[OBJECTIVE] All records should be reproduced verbatim.

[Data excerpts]
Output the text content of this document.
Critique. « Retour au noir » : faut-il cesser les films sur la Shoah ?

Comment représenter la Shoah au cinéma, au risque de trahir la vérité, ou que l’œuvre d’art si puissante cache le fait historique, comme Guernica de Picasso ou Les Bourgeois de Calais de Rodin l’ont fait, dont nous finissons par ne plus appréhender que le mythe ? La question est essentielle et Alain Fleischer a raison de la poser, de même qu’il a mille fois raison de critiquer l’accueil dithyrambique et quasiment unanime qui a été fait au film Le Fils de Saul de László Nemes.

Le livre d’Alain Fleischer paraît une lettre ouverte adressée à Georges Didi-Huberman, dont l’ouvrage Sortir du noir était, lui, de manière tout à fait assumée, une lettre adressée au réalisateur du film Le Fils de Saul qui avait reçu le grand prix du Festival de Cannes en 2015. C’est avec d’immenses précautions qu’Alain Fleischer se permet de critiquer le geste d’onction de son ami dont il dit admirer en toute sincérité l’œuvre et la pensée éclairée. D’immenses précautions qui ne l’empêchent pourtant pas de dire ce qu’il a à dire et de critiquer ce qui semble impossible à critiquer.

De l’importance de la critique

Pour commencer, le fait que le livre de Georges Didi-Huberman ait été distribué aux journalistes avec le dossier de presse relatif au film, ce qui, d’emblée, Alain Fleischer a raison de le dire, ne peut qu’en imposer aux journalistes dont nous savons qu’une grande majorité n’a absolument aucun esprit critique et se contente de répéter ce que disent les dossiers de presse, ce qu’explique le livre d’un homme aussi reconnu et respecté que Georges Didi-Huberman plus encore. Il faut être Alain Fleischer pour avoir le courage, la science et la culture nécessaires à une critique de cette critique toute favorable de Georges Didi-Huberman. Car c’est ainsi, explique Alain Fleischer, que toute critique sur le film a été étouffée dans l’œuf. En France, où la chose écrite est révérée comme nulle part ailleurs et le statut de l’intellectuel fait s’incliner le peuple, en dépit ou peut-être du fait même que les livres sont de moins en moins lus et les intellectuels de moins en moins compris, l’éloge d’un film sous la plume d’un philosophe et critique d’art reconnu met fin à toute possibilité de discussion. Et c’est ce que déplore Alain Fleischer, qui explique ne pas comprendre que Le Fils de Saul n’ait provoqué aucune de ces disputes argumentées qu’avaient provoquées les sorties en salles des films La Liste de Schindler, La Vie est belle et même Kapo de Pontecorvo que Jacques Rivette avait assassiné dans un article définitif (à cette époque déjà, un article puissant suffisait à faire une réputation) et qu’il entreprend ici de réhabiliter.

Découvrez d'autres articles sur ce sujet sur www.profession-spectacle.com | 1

[THE REPLY]
Output the text content of this document.
Critique. « Retour au noir » : faut-il cesser les films sur la Shoah ?

Comment représenter la Shoah au cinéma, au risque de trahir la vérité, ou que l’œuvre d’art si puissante cache le fait historique, comme Guernica de Picasso ou Les Bourgeois de Calais de Rodin l’ont fait, dont nous finissons par ne plus appréhender que le mythe ? La question est essentielle et Alain Fleischer a raison de la poser, de même qu’il a mille fois raison de critiquer l’accueil dithyrambique et quasiment unanime qui a été fait au film Le Fils de Saul de László Nemes.

Le livre d’Alain Fleischer paraît une lettre ouverte adressée à Georges Didi-Huberman, dont l’ouvrage Sortir du noir était, lui, de manière tout à fait assumée, une lettre adressée au réalisateur du film Le Fils de Saul qui avait reçu le grand prix du Festival de Cannes en 2015. C’est avec d’immenses précautions qu’Alain Fleischer se permet de critiquer le geste d’onction de son ami dont il dit admirer en toute sincérité l’œuvre et la pensée éclairée. D’immenses précautions qui ne l’empêchent pourtant pas de dire ce qu’il a à dire et de critiquer ce qui semble impossible à critiquer.

De l’importance de la critique

Pour commencer, le fait que le livre de Georges Didi-Huberman ait été distribué aux journalistes avec le dossier de presse relatif au film, ce qui, d’emblée, Alain Fleischer a raison de le dire, ne peut qu’en imposer aux journalistes dont nous savons qu’une grande majorité n’a absolument aucun esprit critique et se contente de répéter ce que disent les dossiers de presse, ce qu’explique le livre d’un homme aussi reconnu et respecté que Georges Didi-Huberman plus encore. Il faut être Alain Fleischer pour avoir le courage, la science et la culture nécessaires à une critique de cette critique toute favorable de Georges Didi-Huberman. Car c’est ainsi, explique Alain Fleischer, que toute critique sur le film a été étouffée dans l’œuf. En France, où la chose écrite est révérée comme nulle part ailleurs et le statut de l’intellectuel fait s’incliner le peuple, en dépit ou peut-être du fait même que les livres sont de moins en moins lus et les intellectuels de moins en moins compris, l’éloge d’un film sous la plume d’un philosophe et critique d’art reconnu met fin à toute possibilité de discussion. Et c’est ce que déplore Alain Fleischer, qui explique ne pas comprendre que Le Fils de Saul n’ait provoqué aucune de ces disputes argumentées qu’avaient provoquées les sorties en salles des films La Liste de Schindler, La Vie est belle et même Kapo de Pontecorvo que Jacques Rivette avait assassiné dans un article définitif (à cette époque déjà, un article puissant suffisait à faire une réputation) et qu’il entreprend ici de réhabiliter.

Découvrez d'autres articles sur ce sujet sur www.profession-spectacle.com | 1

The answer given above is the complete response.